• [Given passage]
- - -

[RFC v1 0/8] x86/init: Linux linker tables

From: Luis R. Rodriguez
Date: Tue Dec 15 2015 - 17:16:50 EST


From: "Luis R. Rodriguez" <mcgrof@xxxxxxxx>

A long time ago in a galaxy far,
far away...

Konrad Rzeszutek Wilk posted patches which eventually got merged to help
with modularizing the IOMMUs we have on x86 [0]. This work was done due to
the complex relationship that exists on IOMMUs and the requirements on
careful execution. The solution also provided a mechanism which jettisoned
unused IOMMUs during run-time.

During review, even though the code was merged, hpa did note that we tend
to encounter this type of problem "often enough that we should implement a
generic facility for it" [1], hpa acknowledged that it obviously has to be
based on sections and even noted that perhaps we might be able in the future to
automate its creation. He noted that the gPXE folks had done just this with
linker tables and suggested that "presumably we'd need a few different flavors
for init tables and so on, but this would make it a generic mechanism."

The IOMMU code got merged and this was left on someone's mental backburner.
I've had an itch to scratch recently to try to avoid issues which are possible
if one does not jettison other code carefully due to the large complexity of
implicit dependencies of certain code on x86 in particular with possible dead
code on x86 due to paravirtualization, and the IOMMU jettison strategy turned
out to be my favorite solution so far. I've taken on hpa's suggestions from
back in the day to review gPXE's solution to see if we could embrace it on
Linux for a generic section solution to help jettison code carefully.

What this patch set does exactly:

This RFC patch set attempts to add support for such a generic solution.
In the end, it turns out that the best solution possible was the best of
both worlds: a combination of what Konrad had implemented in addition to
what Michael Brown had implemented on the gXPE front. The IOMMU solution
enables simple semantic annotations for dependency relationships, this
however requires a run time sort. The gPXE solution grants the option to
simply sort at build time. One of gPXE's solution primary goals however was
also to help avoid bit-rot on code that's possible from #ifdef'ery. The Linux
linker table solution enables developers to pick and choose what they
need, with linker tables being the simplest solution. Contrary to gPXE
which strives to force compilation of all linker table solutions we
let developers pick *when* they want this as part of their solution.

- - -

• [Information shown]

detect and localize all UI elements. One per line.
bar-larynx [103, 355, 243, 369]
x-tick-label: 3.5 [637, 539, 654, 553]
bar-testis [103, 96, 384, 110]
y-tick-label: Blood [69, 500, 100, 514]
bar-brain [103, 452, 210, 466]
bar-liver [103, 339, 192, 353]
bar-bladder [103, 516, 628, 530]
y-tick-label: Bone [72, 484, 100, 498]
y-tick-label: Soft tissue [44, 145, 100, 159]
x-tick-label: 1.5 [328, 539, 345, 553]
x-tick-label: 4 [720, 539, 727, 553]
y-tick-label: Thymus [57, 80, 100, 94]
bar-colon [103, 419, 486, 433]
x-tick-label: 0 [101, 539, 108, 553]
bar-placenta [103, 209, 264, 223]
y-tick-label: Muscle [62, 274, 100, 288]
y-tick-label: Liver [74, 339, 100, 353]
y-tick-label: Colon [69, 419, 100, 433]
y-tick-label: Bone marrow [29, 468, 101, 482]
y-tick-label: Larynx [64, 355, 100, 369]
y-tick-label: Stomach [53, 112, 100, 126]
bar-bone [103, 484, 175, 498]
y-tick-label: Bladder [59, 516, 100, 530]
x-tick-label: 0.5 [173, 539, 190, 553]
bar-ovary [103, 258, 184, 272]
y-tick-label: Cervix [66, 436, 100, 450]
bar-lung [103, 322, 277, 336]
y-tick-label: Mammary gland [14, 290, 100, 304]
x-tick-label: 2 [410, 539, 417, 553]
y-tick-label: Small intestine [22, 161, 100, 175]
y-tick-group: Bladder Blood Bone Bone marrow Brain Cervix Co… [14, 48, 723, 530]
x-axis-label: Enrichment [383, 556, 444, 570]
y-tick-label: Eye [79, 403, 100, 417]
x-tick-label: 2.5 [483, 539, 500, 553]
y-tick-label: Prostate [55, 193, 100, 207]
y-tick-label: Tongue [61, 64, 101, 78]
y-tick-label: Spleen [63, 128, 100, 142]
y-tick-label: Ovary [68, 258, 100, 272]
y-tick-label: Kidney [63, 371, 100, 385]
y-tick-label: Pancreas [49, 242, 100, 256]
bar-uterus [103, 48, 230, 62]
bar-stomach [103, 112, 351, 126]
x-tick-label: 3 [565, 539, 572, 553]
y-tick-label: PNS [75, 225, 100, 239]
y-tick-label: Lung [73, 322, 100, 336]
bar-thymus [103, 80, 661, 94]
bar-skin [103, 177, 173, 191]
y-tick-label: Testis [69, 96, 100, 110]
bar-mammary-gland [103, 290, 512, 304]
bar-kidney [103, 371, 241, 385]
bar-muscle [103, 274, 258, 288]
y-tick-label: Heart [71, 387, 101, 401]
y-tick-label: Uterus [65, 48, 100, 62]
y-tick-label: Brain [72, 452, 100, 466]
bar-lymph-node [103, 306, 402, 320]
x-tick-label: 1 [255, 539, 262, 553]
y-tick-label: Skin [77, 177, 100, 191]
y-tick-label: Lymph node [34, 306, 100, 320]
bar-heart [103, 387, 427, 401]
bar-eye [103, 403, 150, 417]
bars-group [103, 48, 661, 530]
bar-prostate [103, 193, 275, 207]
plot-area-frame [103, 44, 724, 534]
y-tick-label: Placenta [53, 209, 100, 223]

- - -

• [Tasks to perform]
A - According to the linker tables post, what does the IOMMU solution require in exchange for its simple semantic annotations for dependency relationships?
B - Print everything in the listing from its first line down to the line containing "bar-bladder [103, 516, 628, 530]", with both of those lines included.

• [Task-by-task outputs]
A - It requires a run time sort.

B -
detect and localize all UI elements. One per line.
bar-larynx [103, 355, 243, 369]
x-tick-label: 3.5 [637, 539, 654, 553]
bar-testis [103, 96, 384, 110]
y-tick-label: Blood [69, 500, 100, 514]
bar-brain [103, 452, 210, 466]
bar-liver [103, 339, 192, 353]
bar-bladder [103, 516, 628, 530]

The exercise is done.